__What is expected__.
Filter the data below for the string "type" and copy each matching line.

__Input for this task__.
=-=-=-=-=
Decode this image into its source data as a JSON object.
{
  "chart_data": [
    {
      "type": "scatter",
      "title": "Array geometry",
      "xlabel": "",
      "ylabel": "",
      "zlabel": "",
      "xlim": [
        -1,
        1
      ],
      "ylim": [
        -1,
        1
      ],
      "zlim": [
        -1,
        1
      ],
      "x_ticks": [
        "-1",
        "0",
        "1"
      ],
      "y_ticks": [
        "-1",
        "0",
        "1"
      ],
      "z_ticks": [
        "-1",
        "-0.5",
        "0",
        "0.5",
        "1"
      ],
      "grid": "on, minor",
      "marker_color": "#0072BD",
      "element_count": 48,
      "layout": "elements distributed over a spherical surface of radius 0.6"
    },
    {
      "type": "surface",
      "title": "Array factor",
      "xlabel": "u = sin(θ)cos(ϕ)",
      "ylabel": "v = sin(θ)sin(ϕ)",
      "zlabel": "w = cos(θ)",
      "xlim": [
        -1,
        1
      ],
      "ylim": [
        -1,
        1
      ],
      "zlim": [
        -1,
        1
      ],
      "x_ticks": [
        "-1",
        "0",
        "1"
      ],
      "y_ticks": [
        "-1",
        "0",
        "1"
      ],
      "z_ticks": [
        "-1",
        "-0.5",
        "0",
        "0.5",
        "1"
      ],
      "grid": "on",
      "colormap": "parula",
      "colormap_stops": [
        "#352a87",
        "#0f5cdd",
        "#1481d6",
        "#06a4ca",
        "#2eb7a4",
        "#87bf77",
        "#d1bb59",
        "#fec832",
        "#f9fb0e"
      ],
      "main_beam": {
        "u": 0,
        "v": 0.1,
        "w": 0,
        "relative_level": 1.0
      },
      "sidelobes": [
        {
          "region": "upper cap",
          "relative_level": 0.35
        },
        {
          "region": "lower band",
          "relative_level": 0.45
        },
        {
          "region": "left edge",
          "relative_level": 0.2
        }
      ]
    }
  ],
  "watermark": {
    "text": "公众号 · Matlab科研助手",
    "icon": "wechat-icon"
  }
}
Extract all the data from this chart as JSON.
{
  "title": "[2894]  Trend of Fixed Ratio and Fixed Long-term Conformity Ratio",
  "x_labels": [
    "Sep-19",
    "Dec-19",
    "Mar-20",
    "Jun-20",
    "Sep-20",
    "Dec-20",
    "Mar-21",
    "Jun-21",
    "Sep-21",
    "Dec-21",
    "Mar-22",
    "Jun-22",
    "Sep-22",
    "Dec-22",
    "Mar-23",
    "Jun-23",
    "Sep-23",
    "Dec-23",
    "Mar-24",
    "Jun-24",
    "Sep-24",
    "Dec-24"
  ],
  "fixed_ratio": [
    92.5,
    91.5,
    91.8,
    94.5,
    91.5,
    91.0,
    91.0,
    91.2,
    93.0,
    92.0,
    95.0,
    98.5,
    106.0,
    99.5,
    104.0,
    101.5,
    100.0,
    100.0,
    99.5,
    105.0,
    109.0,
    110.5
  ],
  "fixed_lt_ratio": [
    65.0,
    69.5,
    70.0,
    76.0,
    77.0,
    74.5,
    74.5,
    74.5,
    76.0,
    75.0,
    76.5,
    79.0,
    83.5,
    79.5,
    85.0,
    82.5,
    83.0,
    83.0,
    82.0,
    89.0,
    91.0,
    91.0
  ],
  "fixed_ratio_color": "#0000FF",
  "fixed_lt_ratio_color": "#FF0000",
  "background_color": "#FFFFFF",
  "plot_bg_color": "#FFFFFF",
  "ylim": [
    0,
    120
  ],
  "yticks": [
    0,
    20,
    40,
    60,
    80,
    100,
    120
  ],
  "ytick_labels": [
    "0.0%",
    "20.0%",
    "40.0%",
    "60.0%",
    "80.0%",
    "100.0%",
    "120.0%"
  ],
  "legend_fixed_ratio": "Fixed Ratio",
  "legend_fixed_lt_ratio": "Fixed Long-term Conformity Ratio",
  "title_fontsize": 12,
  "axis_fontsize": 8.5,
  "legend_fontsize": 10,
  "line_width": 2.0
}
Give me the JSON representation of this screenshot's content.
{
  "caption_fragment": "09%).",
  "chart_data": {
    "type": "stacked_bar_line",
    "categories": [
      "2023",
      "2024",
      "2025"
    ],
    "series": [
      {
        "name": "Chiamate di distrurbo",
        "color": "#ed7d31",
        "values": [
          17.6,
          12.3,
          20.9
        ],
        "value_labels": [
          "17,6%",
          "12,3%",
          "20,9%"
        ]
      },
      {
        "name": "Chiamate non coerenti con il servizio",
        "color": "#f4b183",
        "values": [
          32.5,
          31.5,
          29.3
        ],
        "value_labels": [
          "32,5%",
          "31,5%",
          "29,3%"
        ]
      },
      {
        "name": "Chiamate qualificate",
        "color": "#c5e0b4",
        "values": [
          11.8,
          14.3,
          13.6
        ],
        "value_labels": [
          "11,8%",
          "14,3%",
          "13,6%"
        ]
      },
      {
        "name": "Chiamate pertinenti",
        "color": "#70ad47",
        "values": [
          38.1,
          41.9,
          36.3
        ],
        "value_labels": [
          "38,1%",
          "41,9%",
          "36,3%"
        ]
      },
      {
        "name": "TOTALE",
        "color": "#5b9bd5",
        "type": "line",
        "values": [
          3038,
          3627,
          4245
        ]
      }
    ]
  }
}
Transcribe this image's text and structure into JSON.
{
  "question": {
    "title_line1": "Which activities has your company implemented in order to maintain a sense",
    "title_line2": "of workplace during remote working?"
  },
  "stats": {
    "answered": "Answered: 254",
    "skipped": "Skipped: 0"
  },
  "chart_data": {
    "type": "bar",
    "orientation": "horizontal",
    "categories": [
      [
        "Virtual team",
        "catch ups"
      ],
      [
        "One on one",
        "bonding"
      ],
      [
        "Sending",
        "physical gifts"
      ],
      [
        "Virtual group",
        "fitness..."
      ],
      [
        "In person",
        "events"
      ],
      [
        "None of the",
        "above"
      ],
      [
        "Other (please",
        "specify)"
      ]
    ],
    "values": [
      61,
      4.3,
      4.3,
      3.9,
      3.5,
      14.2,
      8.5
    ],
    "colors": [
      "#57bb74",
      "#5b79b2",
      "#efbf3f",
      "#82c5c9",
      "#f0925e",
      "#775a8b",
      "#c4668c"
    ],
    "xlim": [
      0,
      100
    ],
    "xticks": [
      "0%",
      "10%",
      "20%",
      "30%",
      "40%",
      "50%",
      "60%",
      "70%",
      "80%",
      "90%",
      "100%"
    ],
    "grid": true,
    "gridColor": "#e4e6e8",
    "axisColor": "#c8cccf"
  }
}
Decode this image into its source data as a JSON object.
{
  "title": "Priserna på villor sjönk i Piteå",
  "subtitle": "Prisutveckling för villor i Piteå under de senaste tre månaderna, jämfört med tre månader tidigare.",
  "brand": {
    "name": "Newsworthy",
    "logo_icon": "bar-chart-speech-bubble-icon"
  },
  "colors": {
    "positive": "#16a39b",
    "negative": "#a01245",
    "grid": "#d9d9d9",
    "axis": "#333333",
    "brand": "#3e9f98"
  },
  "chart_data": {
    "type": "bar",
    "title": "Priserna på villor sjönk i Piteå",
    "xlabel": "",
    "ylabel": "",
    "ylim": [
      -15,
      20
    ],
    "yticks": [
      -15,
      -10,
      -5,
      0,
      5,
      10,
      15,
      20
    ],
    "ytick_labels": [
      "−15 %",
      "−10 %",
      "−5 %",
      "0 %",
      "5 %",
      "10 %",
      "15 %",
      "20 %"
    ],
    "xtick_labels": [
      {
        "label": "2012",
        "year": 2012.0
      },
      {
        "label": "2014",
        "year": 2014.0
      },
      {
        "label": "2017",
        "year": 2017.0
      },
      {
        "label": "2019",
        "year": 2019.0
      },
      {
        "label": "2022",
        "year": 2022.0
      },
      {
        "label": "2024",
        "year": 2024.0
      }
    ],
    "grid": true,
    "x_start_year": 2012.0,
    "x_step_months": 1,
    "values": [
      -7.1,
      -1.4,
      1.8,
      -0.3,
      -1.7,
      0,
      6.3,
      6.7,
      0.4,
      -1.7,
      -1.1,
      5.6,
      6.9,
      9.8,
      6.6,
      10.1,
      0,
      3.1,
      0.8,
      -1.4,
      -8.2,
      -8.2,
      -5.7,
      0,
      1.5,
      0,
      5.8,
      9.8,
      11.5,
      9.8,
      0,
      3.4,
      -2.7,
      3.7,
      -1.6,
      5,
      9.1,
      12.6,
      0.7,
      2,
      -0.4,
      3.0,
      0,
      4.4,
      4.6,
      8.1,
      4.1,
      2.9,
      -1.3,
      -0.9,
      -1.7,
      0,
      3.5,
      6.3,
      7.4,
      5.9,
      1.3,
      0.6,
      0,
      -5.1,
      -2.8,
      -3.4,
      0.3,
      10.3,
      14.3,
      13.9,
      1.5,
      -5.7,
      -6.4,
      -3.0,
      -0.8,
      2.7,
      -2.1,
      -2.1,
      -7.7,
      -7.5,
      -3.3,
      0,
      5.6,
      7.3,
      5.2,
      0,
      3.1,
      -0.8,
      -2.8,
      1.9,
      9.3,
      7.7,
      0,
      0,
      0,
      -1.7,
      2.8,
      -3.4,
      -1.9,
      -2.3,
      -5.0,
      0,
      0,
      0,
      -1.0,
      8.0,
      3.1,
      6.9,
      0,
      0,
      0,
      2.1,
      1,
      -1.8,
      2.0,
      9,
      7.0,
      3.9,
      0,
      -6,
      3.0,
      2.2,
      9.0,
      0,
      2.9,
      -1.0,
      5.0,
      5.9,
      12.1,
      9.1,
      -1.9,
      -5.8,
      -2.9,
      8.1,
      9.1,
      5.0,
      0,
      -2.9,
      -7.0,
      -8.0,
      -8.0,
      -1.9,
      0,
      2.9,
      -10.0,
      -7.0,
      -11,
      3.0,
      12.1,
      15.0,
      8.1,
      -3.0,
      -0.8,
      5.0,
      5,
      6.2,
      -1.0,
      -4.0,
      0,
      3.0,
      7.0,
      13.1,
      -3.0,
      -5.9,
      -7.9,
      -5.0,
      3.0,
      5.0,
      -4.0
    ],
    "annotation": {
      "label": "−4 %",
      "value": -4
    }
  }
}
=-=-=-=-=
__Final answer__.
      "type": "scatter",
      "type": "surface",
    "type": "stacked_bar_line",
        "type": "line",
    "type": "bar",
    "type": "bar",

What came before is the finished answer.